* TASK TO COMPLETE
Copy the whole listing below word for word, line by line, with nothing changed or left out.

━━ MATERIAL FOR THIS TASK ━━

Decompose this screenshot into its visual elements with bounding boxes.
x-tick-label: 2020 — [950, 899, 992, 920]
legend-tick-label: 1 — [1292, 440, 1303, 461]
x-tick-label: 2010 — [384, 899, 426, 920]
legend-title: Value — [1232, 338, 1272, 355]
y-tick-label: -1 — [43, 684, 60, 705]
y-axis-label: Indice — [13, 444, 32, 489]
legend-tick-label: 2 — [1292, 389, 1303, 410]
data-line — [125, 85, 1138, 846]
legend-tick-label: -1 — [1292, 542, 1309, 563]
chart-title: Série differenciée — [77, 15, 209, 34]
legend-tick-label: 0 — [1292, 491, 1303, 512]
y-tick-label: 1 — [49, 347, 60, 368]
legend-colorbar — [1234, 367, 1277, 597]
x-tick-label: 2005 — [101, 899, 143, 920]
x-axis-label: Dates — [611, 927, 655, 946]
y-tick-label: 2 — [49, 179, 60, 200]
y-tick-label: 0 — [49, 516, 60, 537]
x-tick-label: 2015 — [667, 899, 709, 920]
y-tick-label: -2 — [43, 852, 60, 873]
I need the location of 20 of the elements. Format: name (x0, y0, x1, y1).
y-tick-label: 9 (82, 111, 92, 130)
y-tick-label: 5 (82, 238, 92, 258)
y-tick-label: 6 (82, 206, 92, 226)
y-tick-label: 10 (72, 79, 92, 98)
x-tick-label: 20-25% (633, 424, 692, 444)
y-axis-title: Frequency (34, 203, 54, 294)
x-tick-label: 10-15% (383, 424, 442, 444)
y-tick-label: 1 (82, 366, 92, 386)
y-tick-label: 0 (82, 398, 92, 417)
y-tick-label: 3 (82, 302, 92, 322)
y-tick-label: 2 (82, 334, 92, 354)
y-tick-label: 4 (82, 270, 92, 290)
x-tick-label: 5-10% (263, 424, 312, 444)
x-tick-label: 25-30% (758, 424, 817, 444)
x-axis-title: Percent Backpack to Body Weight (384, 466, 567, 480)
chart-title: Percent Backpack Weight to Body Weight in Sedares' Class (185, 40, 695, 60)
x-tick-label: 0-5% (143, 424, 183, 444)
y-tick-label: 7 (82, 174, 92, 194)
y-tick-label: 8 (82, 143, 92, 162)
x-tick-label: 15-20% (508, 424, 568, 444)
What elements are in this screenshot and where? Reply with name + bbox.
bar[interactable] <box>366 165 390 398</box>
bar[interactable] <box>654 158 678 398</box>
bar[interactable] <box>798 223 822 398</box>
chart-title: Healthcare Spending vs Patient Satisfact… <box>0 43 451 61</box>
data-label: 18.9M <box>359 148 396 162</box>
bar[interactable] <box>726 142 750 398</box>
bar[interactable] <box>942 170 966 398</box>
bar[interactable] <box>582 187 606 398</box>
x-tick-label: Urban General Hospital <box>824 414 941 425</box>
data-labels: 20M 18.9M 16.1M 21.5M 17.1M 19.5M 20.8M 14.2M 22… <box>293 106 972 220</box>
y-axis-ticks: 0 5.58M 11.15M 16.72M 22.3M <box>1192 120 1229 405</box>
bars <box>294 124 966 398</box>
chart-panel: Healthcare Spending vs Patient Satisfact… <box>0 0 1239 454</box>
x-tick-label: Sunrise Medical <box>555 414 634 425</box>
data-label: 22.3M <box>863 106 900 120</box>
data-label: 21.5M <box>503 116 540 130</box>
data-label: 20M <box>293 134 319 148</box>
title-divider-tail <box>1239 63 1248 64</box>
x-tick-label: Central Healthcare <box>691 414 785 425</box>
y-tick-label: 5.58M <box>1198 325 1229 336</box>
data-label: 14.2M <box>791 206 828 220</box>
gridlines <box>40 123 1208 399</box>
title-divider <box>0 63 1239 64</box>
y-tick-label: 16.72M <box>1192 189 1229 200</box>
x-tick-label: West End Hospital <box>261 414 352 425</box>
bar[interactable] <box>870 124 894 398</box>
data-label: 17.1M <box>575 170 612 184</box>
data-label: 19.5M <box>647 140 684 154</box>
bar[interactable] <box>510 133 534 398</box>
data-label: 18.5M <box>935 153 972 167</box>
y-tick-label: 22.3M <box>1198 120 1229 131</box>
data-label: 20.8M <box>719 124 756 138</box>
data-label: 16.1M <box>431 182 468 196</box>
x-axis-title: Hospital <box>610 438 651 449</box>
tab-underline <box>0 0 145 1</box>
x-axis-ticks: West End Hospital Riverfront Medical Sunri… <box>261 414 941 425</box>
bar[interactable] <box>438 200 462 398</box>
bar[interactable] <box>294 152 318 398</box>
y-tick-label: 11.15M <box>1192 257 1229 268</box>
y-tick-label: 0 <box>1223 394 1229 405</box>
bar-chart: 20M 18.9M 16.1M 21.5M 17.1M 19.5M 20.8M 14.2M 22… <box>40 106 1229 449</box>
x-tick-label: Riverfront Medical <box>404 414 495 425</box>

━━━

* FULL ANSWER
Decompose this screenshot into its visual elements with bounding boxes.
x-tick-label: 2020 — [950, 899, 992, 920]
legend-tick-label: 1 — [1292, 440, 1303, 461]
x-tick-label: 2010 — [384, 899, 426, 920]
legend-title: Value — [1232, 338, 1272, 355]
y-tick-label: -1 — [43, 684, 60, 705]
y-axis-label: Indice — [13, 444, 32, 489]
legend-tick-label: 2 — [1292, 389, 1303, 410]
data-line — [125, 85, 1138, 846]
legend-tick-label: -1 — [1292, 542, 1309, 563]
chart-title: Série differenciée — [77, 15, 209, 34]
legend-tick-label: 0 — [1292, 491, 1303, 512]
y-tick-label: 1 — [49, 347, 60, 368]
legend-colorbar — [1234, 367, 1277, 597]
x-tick-label: 2005 — [101, 899, 143, 920]
x-axis-label: Dates — [611, 927, 655, 946]
y-tick-label: 2 — [49, 179, 60, 200]
y-tick-label: 0 — [49, 516, 60, 537]
x-tick-label: 2015 — [667, 899, 709, 920]
y-tick-label: -2 — [43, 852, 60, 873]
I need the location of 20 of the elements. Format: name (x0, y0, x1, y1).
y-tick-label: 9 (82, 111, 92, 130)
y-tick-label: 5 (82, 238, 92, 258)
y-tick-label: 6 (82, 206, 92, 226)
y-tick-label: 10 (72, 79, 92, 98)
x-tick-label: 20-25% (633, 424, 692, 444)
y-axis-title: Frequency (34, 203, 54, 294)
x-tick-label: 10-15% (383, 424, 442, 444)
y-tick-label: 1 (82, 366, 92, 386)
y-tick-label: 0 (82, 398, 92, 417)
y-tick-label: 3 (82, 302, 92, 322)
y-tick-label: 2 (82, 334, 92, 354)
y-tick-label: 4 (82, 270, 92, 290)
x-tick-label: 5-10% (263, 424, 312, 444)
x-tick-label: 25-30% (758, 424, 817, 444)
x-axis-title: Percent Backpack to Body Weight (384, 466, 567, 480)
chart-title: Percent Backpack Weight to Body Weight in Sedares' Class (185, 40, 695, 60)
x-tick-label: 0-5% (143, 424, 183, 444)
y-tick-label: 7 (82, 174, 92, 194)
y-tick-label: 8 (82, 143, 92, 162)
x-tick-label: 15-20% (508, 424, 568, 444)
What elements are in this screenshot and where? Reply with name + bbox.
bar[interactable] <box>366 165 390 398</box>
bar[interactable] <box>654 158 678 398</box>
bar[interactable] <box>798 223 822 398</box>
chart-title: Healthcare Spending vs Patient Satisfact… <box>0 43 451 61</box>
data-label: 18.9M <box>359 148 396 162</box>
bar[interactable] <box>726 142 750 398</box>
bar[interactable] <box>942 170 966 398</box>
bar[interactable] <box>582 187 606 398</box>
x-tick-label: Urban General Hospital <box>824 414 941 425</box>
data-labels: 20M 18.9M 16.1M 21.5M 17.1M 19.5M 20.8M 14.2M 22… <box>293 106 972 220</box>
y-axis-ticks: 0 5.58M 11.15M 16.72M 22.3M <box>1192 120 1229 405</box>
bars <box>294 124 966 398</box>
chart-panel: Healthcare Spending vs Patient Satisfact… <box>0 0 1239 454</box>
x-tick-label: Sunrise Medical <box>555 414 634 425</box>
data-label: 22.3M <box>863 106 900 120</box>
data-label: 21.5M <box>503 116 540 130</box>
data-label: 20M <box>293 134 319 148</box>
title-divider-tail <box>1239 63 1248 64</box>
x-tick-label: Central Healthcare <box>691 414 785 425</box>
y-tick-label: 5.58M <box>1198 325 1229 336</box>
data-label: 14.2M <box>791 206 828 220</box>
gridlines <box>40 123 1208 399</box>
title-divider <box>0 63 1239 64</box>
y-tick-label: 16.72M <box>1192 189 1229 200</box>
x-tick-label: West End Hospital <box>261 414 352 425</box>
bar[interactable] <box>870 124 894 398</box>
data-label: 17.1M <box>575 170 612 184</box>
data-label: 19.5M <box>647 140 684 154</box>
bar[interactable] <box>510 133 534 398</box>
data-label: 18.5M <box>935 153 972 167</box>
y-tick-label: 22.3M <box>1198 120 1229 131</box>
data-label: 20.8M <box>719 124 756 138</box>
data-label: 16.1M <box>431 182 468 196</box>
x-axis-title: Hospital <box>610 438 651 449</box>
tab-underline <box>0 0 145 1</box>
x-axis-ticks: West End Hospital Riverfront Medical Sunri… <box>261 414 941 425</box>
bar[interactable] <box>438 200 462 398</box>
bar[interactable] <box>294 152 318 398</box>
y-tick-label: 11.15M <box>1192 257 1229 268</box>
y-tick-label: 0 <box>1223 394 1229 405</box>
bar-chart: 20M 18.9M 16.1M 21.5M 17.1M 19.5M 20.8M 14.2M 22… <box>40 106 1229 449</box>
x-tick-label: Riverfront Medical <box>404 414 495 425</box>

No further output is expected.